Return the listing below word for word.

▸ **Exercise material**:

------------

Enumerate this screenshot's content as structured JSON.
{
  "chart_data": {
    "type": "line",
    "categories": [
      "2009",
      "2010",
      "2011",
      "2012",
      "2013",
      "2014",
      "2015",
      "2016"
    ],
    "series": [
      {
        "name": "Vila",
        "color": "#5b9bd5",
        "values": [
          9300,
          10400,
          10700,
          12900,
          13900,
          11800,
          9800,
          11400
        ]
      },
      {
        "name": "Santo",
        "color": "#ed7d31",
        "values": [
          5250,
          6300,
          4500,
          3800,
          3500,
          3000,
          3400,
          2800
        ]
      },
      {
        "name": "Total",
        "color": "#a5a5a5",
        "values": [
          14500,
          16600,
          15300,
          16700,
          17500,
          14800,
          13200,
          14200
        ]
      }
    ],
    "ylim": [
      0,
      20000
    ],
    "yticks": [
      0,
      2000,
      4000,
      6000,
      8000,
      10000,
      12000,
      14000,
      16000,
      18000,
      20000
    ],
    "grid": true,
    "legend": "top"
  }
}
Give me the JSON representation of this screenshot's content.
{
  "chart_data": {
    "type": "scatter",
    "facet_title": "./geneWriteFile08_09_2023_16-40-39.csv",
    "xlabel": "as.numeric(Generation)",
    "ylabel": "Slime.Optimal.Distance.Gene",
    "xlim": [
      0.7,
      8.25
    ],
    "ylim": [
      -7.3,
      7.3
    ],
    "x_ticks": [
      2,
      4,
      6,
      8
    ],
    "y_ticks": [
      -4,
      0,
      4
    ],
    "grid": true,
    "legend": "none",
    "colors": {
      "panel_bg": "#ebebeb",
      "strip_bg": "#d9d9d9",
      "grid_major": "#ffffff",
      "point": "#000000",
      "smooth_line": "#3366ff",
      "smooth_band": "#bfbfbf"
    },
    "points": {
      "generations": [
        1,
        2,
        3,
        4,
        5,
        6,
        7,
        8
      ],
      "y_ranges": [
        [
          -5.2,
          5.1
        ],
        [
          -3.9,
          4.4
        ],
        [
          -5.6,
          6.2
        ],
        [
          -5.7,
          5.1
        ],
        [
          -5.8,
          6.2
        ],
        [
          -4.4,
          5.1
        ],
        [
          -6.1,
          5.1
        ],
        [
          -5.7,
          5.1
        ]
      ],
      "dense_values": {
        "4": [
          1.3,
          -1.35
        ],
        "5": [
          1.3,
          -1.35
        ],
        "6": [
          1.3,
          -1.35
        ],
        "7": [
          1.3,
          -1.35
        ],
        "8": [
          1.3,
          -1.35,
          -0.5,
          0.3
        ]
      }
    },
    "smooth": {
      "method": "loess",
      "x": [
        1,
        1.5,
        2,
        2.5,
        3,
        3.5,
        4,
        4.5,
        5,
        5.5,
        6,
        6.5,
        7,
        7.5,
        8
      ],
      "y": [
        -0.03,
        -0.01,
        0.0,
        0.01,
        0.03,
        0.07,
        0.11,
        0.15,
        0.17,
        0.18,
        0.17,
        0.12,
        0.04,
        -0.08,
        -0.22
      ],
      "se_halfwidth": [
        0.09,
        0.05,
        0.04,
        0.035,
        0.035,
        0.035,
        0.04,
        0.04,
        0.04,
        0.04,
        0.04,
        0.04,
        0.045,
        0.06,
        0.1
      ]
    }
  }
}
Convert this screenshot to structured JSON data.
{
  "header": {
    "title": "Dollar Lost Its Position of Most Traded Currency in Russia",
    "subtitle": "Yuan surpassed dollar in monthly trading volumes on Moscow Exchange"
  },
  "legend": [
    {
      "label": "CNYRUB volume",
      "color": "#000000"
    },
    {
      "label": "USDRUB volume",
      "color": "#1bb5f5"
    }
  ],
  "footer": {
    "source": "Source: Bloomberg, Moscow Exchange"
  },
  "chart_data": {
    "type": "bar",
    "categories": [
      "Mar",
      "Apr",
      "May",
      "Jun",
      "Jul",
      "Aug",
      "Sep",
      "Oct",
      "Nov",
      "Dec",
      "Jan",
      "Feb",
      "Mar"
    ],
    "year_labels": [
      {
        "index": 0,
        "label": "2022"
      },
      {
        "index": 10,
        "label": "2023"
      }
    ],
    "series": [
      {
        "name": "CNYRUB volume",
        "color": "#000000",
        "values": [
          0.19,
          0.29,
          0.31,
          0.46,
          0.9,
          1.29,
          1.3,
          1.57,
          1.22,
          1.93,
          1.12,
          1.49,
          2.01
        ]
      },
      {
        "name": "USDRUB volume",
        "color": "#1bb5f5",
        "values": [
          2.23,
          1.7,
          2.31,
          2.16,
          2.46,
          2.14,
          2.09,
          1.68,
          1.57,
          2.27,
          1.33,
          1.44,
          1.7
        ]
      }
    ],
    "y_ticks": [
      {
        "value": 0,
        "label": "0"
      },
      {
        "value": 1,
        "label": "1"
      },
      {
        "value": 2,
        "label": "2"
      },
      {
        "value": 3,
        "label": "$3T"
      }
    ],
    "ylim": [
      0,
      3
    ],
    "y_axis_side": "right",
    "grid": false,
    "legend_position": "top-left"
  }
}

------------

▸ **Final result**:
Enumerate this screenshot's content as structured JSON.
{
  "chart_data": {
    "type": "line",
    "categories": [
      "2009",
      "2010",
      "2011",
      "2012",
      "2013",
      "2014",
      "2015",
      "2016"
    ],
    "series": [
      {
        "name": "Vila",
        "color": "#5b9bd5",
        "values": [
          9300,
          10400,
          10700,
          12900,
          13900,
          11800,
          9800,
          11400
        ]
      },
      {
        "name": "Santo",
        "color": "#ed7d31",
        "values": [
          5250,
          6300,
          4500,
          3800,
          3500,
          3000,
          3400,
          2800
        ]
      },
      {
        "name": "Total",
        "color": "#a5a5a5",
        "values": [
          14500,
          16600,
          15300,
          16700,
          17500,
          14800,
          13200,
          14200
        ]
      }
    ],
    "ylim": [
      0,
      20000
    ],
    "yticks": [
      0,
      2000,
      4000,
      6000,
      8000,
      10000,
      12000,
      14000,
      16000,
      18000,
      20000
    ],
    "grid": true,
    "legend": "top"
  }
}
Give me the JSON representation of this screenshot's content.
{
  "chart_data": {
    "type": "scatter",
    "facet_title": "./geneWriteFile08_09_2023_16-40-39.csv",
    "xlabel": "as.numeric(Generation)",
    "ylabel": "Slime.Optimal.Distance.Gene",
    "xlim": [
      0.7,
      8.25
    ],
    "ylim": [
      -7.3,
      7.3
    ],
    "x_ticks": [
      2,
      4,
      6,
      8
    ],
    "y_ticks": [
      -4,
      0,
      4
    ],
    "grid": true,
    "legend": "none",
    "colors": {
      "panel_bg": "#ebebeb",
      "strip_bg": "#d9d9d9",
      "grid_major": "#ffffff",
      "point": "#000000",
      "smooth_line": "#3366ff",
      "smooth_band": "#bfbfbf"
    },
    "points": {
      "generations": [
        1,
        2,
        3,
        4,
        5,
        6,
        7,
        8
      ],
      "y_ranges": [
        [
          -5.2,
          5.1
        ],
        [
          -3.9,
          4.4
        ],
        [
          -5.6,
          6.2
        ],
        [
          -5.7,
          5.1
        ],
        [
          -5.8,
          6.2
        ],
        [
          -4.4,
          5.1
        ],
        [
          -6.1,
          5.1
        ],
        [
          -5.7,
          5.1
        ]
      ],
      "dense_values": {
        "4": [
          1.3,
          -1.35
        ],
        "5": [
          1.3,
          -1.35
        ],
        "6": [
          1.3,
          -1.35
        ],
        "7": [
          1.3,
          -1.35
        ],
        "8": [
          1.3,
          -1.35,
          -0.5,
          0.3
        ]
      }
    },
    "smooth": {
      "method": "loess",
      "x": [
        1,
        1.5,
        2,
        2.5,
        3,
        3.5,
        4,
        4.5,
        5,
        5.5,
        6,
        6.5,
        7,
        7.5,
        8
      ],
      "y": [
        -0.03,
        -0.01,
        0.0,
        0.01,
        0.03,
        0.07,
        0.11,
        0.15,
        0.17,
        0.18,
        0.17,
        0.12,
        0.04,
        -0.08,
        -0.22
      ],
      "se_halfwidth": [
        0.09,
        0.05,
        0.04,
        0.035,
        0.035,
        0.035,
        0.04,
        0.04,
        0.04,
        0.04,
        0.04,
        0.04,
        0.045,
        0.06,
        0.1
      ]
    }
  }
}
Convert this screenshot to structured JSON data.
{
  "header": {
    "title": "Dollar Lost Its Position of Most Traded Currency in Russia",
    "subtitle": "Yuan surpassed dollar in monthly trading volumes on Moscow Exchange"
  },
  "legend": [
    {
      "label": "CNYRUB volume",
      "color": "#000000"
    },
    {
      "label": "USDRUB volume",
      "color": "#1bb5f5"
    }
  ],
  "footer": {
    "source": "Source: Bloomberg, Moscow Exchange"
  },
  "chart_data": {
    "type": "bar",
    "categories": [
      "Mar",
      "Apr",
      "May",
      "Jun",
      "Jul",
      "Aug",
      "Sep",
      "Oct",
      "Nov",
      "Dec",
      "Jan",
      "Feb",
      "Mar"
    ],
    "year_labels": [
      {
        "index": 0,
        "label": "2022"
      },
      {
        "index": 10,
        "label": "2023"
      }
    ],
    "series": [
      {
        "name": "CNYRUB volume",
        "color": "#000000",
        "values": [
          0.19,
          0.29,
          0.31,
          0.46,
          0.9,
          1.29,
          1.3,
          1.57,
          1.22,
          1.93,
          1.12,
          1.49,
          2.01
        ]
      },
      {
        "name": "USDRUB volume",
        "color": "#1bb5f5",
        "values": [
          2.23,
          1.7,
          2.31,
          2.16,
          2.46,
          2.14,
          2.09,
          1.68,
          1.57,
          2.27,
          1.33,
          1.44,
          1.7
        ]
      }
    ],
    "y_ticks": [
      {
        "value": 0,
        "label": "0"
      },
      {
        "value": 1,
        "label": "1"
      },
      {
        "value": 2,
        "label": "2"
      },
      {
        "value": 3,
        "label": "$3T"
      }
    ],
    "ylim": [
      0,
      3
    ],
    "y_axis_side": "right",
    "grid": false,
    "legend_position": "top-left"
  }
}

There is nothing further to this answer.